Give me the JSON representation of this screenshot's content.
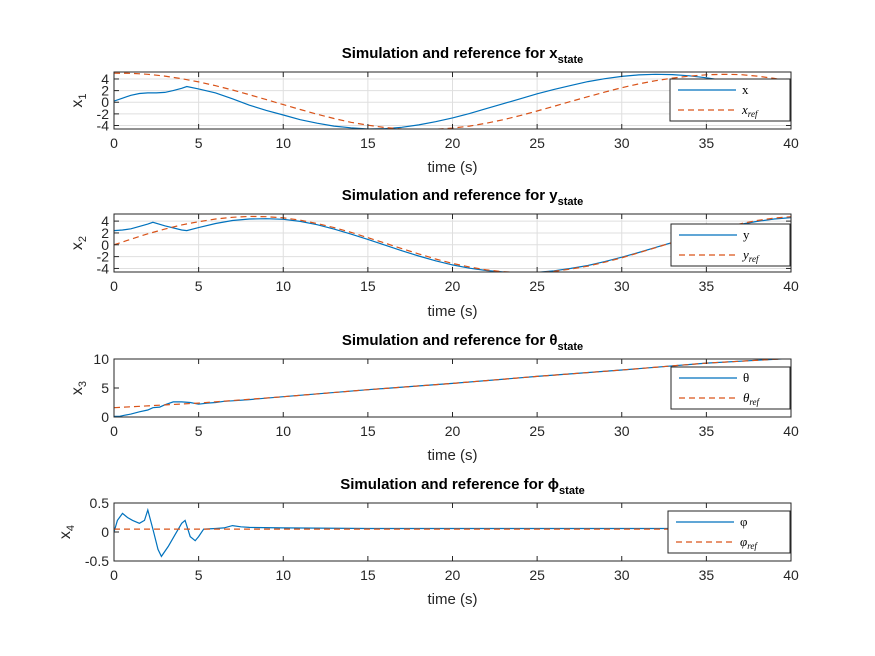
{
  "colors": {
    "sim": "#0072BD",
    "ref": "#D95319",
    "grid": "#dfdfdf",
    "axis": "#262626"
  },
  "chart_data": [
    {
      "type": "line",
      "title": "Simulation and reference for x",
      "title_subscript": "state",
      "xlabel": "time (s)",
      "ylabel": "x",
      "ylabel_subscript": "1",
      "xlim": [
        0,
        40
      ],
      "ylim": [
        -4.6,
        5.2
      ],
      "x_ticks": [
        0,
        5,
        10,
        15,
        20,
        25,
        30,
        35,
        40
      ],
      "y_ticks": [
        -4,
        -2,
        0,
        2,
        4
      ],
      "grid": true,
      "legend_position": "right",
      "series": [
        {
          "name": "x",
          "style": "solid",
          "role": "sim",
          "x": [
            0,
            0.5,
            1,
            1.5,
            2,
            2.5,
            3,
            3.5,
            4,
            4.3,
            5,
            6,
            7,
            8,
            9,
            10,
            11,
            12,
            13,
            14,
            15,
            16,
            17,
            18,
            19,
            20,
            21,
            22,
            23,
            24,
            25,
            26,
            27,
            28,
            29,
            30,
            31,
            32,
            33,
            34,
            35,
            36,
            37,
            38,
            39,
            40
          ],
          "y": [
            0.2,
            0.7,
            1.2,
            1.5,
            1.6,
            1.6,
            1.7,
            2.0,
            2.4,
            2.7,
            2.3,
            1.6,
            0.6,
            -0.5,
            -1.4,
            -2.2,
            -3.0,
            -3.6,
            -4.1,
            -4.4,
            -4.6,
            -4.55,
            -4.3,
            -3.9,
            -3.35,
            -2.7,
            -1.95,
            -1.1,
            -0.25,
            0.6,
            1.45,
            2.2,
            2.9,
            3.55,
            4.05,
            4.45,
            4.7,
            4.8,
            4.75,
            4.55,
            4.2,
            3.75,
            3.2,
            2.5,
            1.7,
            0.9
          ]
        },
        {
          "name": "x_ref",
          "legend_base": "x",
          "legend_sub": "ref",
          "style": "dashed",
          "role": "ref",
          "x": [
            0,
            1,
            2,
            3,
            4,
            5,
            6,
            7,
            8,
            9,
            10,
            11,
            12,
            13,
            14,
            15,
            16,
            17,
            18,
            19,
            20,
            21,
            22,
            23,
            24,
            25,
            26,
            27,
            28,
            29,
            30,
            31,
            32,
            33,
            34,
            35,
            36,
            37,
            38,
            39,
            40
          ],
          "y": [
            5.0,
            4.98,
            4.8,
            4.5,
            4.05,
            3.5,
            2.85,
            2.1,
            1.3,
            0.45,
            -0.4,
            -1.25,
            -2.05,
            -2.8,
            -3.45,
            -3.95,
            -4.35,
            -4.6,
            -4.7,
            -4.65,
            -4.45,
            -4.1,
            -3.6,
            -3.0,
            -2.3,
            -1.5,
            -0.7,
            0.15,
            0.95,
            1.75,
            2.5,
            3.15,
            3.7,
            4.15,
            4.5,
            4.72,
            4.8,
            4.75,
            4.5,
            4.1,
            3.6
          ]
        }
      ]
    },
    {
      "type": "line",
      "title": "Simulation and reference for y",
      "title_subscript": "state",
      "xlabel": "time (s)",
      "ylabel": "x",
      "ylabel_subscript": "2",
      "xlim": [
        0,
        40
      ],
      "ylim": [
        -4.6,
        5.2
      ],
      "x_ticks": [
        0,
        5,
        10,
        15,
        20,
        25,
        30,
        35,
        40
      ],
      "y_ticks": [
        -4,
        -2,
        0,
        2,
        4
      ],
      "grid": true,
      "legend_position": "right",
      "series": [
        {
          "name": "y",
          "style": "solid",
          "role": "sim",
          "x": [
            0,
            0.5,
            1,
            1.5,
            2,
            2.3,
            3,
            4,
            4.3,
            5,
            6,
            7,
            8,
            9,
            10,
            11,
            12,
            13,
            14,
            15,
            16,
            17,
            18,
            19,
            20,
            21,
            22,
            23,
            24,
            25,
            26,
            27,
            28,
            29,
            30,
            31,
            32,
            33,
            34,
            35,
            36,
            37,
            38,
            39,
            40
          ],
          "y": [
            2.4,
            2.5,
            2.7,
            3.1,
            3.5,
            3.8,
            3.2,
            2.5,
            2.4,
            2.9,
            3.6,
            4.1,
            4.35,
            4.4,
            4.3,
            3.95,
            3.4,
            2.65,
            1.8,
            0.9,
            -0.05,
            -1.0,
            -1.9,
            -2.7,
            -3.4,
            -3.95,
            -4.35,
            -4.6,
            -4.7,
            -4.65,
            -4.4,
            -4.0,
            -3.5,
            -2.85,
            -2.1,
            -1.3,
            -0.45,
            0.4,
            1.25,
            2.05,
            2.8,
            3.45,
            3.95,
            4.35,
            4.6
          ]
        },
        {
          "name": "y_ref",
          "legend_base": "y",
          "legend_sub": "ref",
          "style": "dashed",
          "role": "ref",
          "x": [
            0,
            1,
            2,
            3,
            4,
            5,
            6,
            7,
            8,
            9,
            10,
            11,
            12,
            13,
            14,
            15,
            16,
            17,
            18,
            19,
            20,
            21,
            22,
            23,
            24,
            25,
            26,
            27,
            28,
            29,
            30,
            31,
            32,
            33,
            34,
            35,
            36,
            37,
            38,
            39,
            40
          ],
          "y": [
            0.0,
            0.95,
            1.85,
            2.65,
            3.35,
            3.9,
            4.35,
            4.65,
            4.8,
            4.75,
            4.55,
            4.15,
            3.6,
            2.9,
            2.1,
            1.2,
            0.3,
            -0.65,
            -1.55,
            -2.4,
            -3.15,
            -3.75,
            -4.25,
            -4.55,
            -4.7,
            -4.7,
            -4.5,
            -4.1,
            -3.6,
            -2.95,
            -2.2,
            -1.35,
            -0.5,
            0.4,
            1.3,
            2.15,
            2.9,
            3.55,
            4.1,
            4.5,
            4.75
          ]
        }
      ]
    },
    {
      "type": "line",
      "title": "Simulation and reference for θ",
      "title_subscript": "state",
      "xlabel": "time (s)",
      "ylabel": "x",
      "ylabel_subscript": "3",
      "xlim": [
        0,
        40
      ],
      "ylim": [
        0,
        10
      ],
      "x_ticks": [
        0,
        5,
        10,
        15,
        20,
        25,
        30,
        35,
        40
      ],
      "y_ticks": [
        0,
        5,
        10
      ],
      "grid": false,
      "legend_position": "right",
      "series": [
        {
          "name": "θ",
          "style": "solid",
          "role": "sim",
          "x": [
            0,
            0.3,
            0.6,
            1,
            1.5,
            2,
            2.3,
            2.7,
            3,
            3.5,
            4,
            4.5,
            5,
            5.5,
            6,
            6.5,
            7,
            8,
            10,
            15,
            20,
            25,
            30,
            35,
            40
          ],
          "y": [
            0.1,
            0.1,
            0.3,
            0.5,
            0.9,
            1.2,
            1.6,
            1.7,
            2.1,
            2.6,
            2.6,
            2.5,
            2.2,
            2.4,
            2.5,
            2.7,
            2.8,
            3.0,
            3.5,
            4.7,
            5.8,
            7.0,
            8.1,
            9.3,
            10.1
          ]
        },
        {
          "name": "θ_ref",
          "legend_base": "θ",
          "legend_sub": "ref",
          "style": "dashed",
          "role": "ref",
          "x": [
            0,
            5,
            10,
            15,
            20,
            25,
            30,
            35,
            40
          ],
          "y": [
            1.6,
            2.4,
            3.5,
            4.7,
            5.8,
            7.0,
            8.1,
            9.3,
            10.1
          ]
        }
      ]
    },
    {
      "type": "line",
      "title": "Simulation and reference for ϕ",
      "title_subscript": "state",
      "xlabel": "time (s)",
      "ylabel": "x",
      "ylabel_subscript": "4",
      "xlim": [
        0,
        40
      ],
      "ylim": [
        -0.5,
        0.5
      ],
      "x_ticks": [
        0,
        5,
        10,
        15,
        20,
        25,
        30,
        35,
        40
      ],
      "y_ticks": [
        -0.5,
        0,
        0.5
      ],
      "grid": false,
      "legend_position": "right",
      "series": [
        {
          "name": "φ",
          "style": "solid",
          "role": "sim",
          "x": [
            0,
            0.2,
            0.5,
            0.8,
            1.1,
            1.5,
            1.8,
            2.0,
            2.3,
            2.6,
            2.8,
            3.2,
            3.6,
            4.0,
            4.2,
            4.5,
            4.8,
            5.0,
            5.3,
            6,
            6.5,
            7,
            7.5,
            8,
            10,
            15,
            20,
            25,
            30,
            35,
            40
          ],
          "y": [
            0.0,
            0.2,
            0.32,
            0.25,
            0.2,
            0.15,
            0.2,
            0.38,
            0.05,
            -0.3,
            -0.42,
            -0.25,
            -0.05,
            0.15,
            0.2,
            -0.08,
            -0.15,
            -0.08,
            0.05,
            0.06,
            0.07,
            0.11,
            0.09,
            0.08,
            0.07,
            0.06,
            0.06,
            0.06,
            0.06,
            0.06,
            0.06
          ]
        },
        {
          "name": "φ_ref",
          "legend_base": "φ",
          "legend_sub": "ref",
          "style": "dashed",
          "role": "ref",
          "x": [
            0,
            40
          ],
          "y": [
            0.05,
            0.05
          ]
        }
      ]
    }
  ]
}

==

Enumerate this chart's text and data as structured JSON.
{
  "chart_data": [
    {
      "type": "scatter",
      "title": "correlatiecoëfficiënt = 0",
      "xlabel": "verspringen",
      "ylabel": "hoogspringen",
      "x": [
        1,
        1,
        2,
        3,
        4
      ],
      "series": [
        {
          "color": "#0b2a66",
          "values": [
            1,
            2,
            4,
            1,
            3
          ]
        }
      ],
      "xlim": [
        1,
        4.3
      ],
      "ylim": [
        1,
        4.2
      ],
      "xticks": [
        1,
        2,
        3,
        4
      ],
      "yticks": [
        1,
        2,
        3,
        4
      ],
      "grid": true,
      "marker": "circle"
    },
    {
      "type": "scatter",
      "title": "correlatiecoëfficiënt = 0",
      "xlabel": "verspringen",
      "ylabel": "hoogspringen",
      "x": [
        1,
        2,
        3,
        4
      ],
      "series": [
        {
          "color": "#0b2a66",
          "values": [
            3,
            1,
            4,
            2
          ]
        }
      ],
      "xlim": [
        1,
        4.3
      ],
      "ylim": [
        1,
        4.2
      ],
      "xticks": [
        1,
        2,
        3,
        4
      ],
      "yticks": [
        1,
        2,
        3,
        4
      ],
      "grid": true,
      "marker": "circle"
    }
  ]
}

» **What to work on**: Return all lines containing the word "reference".

» **The completed task**:
      "title": "Simulation and reference for x",
      "title": "Simulation and reference for y",
      "title": "Simulation and reference for θ",
      "title": "Simulation and reference for ϕ",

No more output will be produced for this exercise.